Stated problem
In the copy, include every entry exactly but none of the images.

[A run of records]
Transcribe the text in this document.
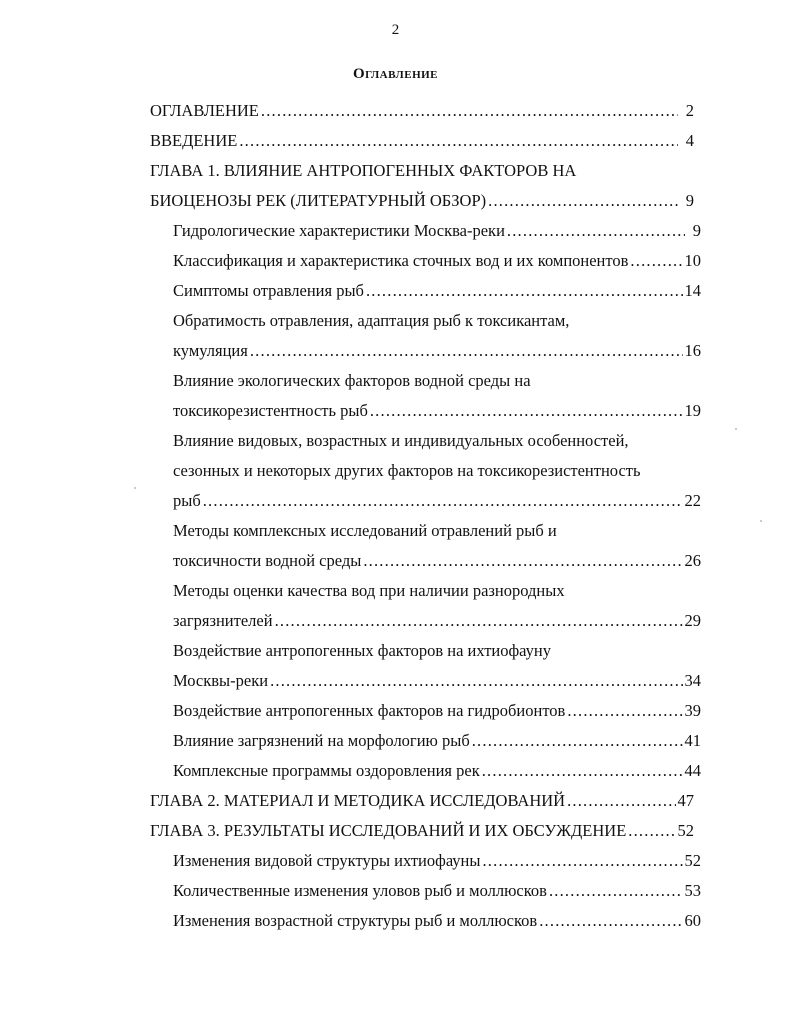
2
Оглавление
ОГЛАВЛЕНИЕ .....	2
ВВЕДЕНИЕ .....	4
ГЛАВА 1. ВЛИЯНИЕ АНТРОПОГЕННЫХ ФАКТОРОВ НА
БИОЦЕНОЗЫ РЕК (ЛИТЕРАТУРНЫЙ ОБЗОР) .....	9
Гидрологические характеристики Москва-реки .....	9
Классификация и характеристика сточных вод и их компонентов .....	10
Симптомы отравления рыб .....	14
Обратимость отравления, адаптация рыб к токсикантам,
кумуляция .....	16
Влияние экологических факторов водной среды на
токсикорезистентность рыб .....	19
Влияние видовых, возрастных и индивидуальных особенностей,
сезонных и некоторых других факторов на токсикорезистентность
рыб .....	22
Методы комплексных исследований отравлений рыб и
токсичности водной среды .....	26
Методы оценки качества вод при наличии разнородных
загрязнителей .....	29
Воздействие антропогенных факторов на ихтиофауну
Москвы-реки .....	34
Воздействие антропогенных факторов на гидробионтов .....	39
Влияние загрязнений на морфологию рыб .....	41
Комплексные программы оздоровления рек .....	44
ГЛАВА 2. МАТЕРИАЛ И МЕТОДИКА ИССЛЕДОВАНИЙ .....	47
ГЛАВА 3. РЕЗУЛЬТАТЫ ИССЛЕДОВАНИЙ И ИХ ОБСУЖДЕНИЕ .....	52
Изменения видовой структуры ихтиофауны .....	52
Количественные изменения уловов рыб и моллюсков .....	53
Изменения возрастной структуры рыб и моллюсков .....	60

Answer to this task
Transcribe the text in this document.
2
Оглавление
ОГЛАВЛЕНИЕ .....	2
ВВЕДЕНИЕ .....	4
ГЛАВА 1. ВЛИЯНИЕ АНТРОПОГЕННЫХ ФАКТОРОВ НА
БИОЦЕНОЗЫ РЕК (ЛИТЕРАТУРНЫЙ ОБЗОР) .....	9
Гидрологические характеристики Москва-реки .....	9
Классификация и характеристика сточных вод и их компонентов .....	10
Симптомы отравления рыб .....	14
Обратимость отравления, адаптация рыб к токсикантам,
кумуляция .....	16
Влияние экологических факторов водной среды на
токсикорезистентность рыб .....	19
Влияние видовых, возрастных и индивидуальных особенностей,
сезонных и некоторых других факторов на токсикорезистентность
рыб .....	22
Методы комплексных исследований отравлений рыб и
токсичности водной среды .....	26
Методы оценки качества вод при наличии разнородных
загрязнителей .....	29
Воздействие антропогенных факторов на ихтиофауну
Москвы-реки .....	34
Воздействие антропогенных факторов на гидробионтов .....	39
Влияние загрязнений на морфологию рыб .....	41
Комплексные программы оздоровления рек .....	44
ГЛАВА 2. МАТЕРИАЛ И МЕТОДИКА ИССЛЕДОВАНИЙ .....	47
ГЛАВА 3. РЕЗУЛЬТАТЫ ИССЛЕДОВАНИЙ И ИХ ОБСУЖДЕНИЕ .....	52
Изменения видовой структуры ихтиофауны .....	52
Количественные изменения уловов рыб и моллюсков .....	53
Изменения возрастной структуры рыб и моллюсков .....	60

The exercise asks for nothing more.